The exchange is as follows:

  • CF sends a ClientHello with SNI indicating the hostname.
  • The server responds with a ServerHello, Certificate, ServerHelloDone.
  • Whether the connection is successful or not, the certificate is always the same. I triple checked this.
  • Most of the time, the connection is successful.
  • When the connection fails, the server sends a TLSv1.2 Record Layer: Alert (Level: Fatal, Description: Bad Certificate) and drops the connection (FIN, ACK).

Up next, I ran the capture for ~15 minutes. Then I checked, for each instance of the problem, the hostname indicated in the SNI field of the ClientHello. It’s always the case that it’s a custom hostname. Requests to a subdomain of the main domain (which are explicitly covered by the certificate) never fail. Requests to custom hostnames intermittently fail with the bad certificate error.

Stats of the capture:
ClientHello: 2585 packets
Alert (Bad Certificate): 30 packets

But wouldn’t the following suggest, it actually is?

The server seems to drop the connection here and refers to a bad certificate, which is not coming from Cloudflare, but from your server.

As it is to be expected. The whole request is for that particular hostname, the main domain is only used for the CNAME entries (and certificates for this domain will also be accepted).

IMHO, the error would indicate that Nginx has some issues handling the certificate. Just a stab in the dark, but could it be that you need to configure the whole certificate chain and Nginx currently cannot verify that and hence aborts the connection?

1 Like

Alternatively, you don’t have somewhere in your configuration client certificate authentication configured, right?

My bad. I meant the client. It’s CF that sends the alert and drops the connection, not Nginx.

I do not have client certificate authentication configured.

I have also discovered something new. If you proxy the custom hostname through CF (thus flattening the CNAME chain - such that a DNS lookup returns a simple A record to a CF node) the error goes away. If you do not proxy it (such that the DNS resolves a CNAME record to my main domain), the error happens.

In other words, O2O (orange-to-orange) works perfectly.

This does not lead to a fix, though, because most of our SaaS clients (who bring their own hostname) do not use Cloudflare and have to rely on the CNAME record (in fact this is standard procedure and recommended by the CF SaaS docs).

and certificates for this domain will also be accepted

Yes, that should be the case 100% of the time, but it’s only 99%.

Do you use CNAMEs for subdomains or for the apex?

Can you give any actual examples?

Yes, please see the attached image (it says I can’t post links)

You can use the preformatted text option (ctrl+e) to prevent text from being converted to links.

Could you share the IP address of your origin (via private message if you don’t want it public)?

Do all of your custom hostnames use the same fallback origin, or do you have multiple origins for custom hostnames (Enterprise feature)?

Also, can you set the test domain you shared to DNS-Only or do you need it to work reliably right now?

-*-*-

**Actions to take:**
(A) Switch "contour-frame" to "contour-border" in the records, from their first line through the line containing "sample-point <box>222 402 225 405</box>", inclusive, and reproduce only those lines with nothing else altered.
(B) Carry on the forum thread about intermittent bad-certificate errors on custom hostnames from the point where it stops.
The text and the records below it come from unrelated sources.

-*-*-

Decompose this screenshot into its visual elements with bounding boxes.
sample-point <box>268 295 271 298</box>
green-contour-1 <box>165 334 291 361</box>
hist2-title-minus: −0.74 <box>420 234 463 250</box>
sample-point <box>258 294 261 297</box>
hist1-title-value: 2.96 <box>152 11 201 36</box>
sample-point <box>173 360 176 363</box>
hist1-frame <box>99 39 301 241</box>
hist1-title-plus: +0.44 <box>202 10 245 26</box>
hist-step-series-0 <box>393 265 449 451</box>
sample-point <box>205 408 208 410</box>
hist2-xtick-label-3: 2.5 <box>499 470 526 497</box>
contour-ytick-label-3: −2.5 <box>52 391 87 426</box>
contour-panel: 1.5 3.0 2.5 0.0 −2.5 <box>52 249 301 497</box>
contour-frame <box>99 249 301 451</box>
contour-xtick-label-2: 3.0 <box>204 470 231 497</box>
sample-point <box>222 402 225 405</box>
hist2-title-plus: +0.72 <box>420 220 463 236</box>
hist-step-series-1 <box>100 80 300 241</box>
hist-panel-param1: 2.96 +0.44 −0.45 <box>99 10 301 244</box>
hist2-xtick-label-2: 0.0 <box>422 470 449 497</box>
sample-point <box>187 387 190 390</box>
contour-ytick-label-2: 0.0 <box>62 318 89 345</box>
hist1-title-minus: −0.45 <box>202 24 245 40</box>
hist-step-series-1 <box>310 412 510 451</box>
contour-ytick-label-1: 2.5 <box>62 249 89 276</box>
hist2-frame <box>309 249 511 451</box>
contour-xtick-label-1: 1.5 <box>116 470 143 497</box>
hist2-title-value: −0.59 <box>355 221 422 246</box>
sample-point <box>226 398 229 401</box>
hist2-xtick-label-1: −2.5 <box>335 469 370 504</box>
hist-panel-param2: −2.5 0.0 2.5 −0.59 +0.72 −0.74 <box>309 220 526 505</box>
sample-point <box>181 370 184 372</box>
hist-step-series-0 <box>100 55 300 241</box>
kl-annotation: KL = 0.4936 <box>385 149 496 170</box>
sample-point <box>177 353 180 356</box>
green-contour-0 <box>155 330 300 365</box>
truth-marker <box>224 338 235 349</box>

-*-*-

**Responses to the tasks:**
(A)
Decompose this screenshot into its visual elements with bounding boxes.
sample-point <box>268 295 271 298</box>
green-contour-1 <box>165 334 291 361</box>
hist2-title-minus: −0.74 <box>420 234 463 250</box>
sample-point <box>258 294 261 297</box>
hist1-title-value: 2.96 <box>152 11 201 36</box>
sample-point <box>173 360 176 363</box>
hist1-frame <box>99 39 301 241</box>
hist1-title-plus: +0.44 <box>202 10 245 26</box>
hist-step-series-0 <box>393 265 449 451</box>
sample-point <box>205 408 208 410</box>
hist2-xtick-label-3: 2.5 <box>499 470 526 497</box>
contour-ytick-label-3: −2.5 <box>52 391 87 426</box>
contour-panel: 1.5 3.0 2.5 0.0 −2.5 <box>52 249 301 497</box>
contour-border <box>99 249 301 451</box>
contour-xtick-label-2: 3.0 <box>204 470 231 497</box>
sample-point <box>222 402 225 405</box>

(B)
1 Like

Sure, I’ll PM you the IP. All custom hostnames use the same fallback origin.

I have also set that subdomain to DNS only for testing.

Fair enough, but that seem to be suggested by the 526 anyhow. Did you verify the server actually sent an acceptable certificate? Did you log which certificate was used for that request? If not, we still can only assume it was the right one.

IMHO, this is where the issue will be. I may be wrong of course :slight_smile:

And you managed to verify this consistently? I am asking, as this might be a hint for Cloudflare as to what is happening, however I’d still somewhat doubt that to be the issue, as the ultimate IP address will be in either case a Cloudflare proxy, so orange-to-orange should not matter much here.

Did you verify the server actually sent an acceptable certificate?

I did. It’s always the same certificate, which is accepted 99% of the time.

And you managed to verify this consistently?

Yes, it’s consistent behavior.

Fair enough then. Even though I still somewhat doubt that it’s a verification issue (this simply really usually works, contrary to other things), I understand you have performed the necessary steps to verify that it is not a server configuration issue. At this point, only someone with access to Cloudflare’s infrastructure could provide more insight I am afraid.

Just to clarify, you checked this server-side, not just client-side, correct? I am asking, as there was recently a similar validation issue, where the server actually kept sending valid certificates to every client but Cloudflare, which also threw a 526 of course. That was impossible to debug from a non-Cloudflare perspective.

Would you have any idea how to draw their attention to this issue?

Yes, the Wireshark capture I mentioned earlier refers to CF IPs, e.g. 162.158.159.184. The certificate was correctly sent and 162.158.159.184 dropped the connection with alert number 42.

That’s the tricky part :smile:

Sorry for asking again, but you verified this for this particular connection, that it really is the right certificate, right? Not just assuming by the apparent configuration for this virtual hostname?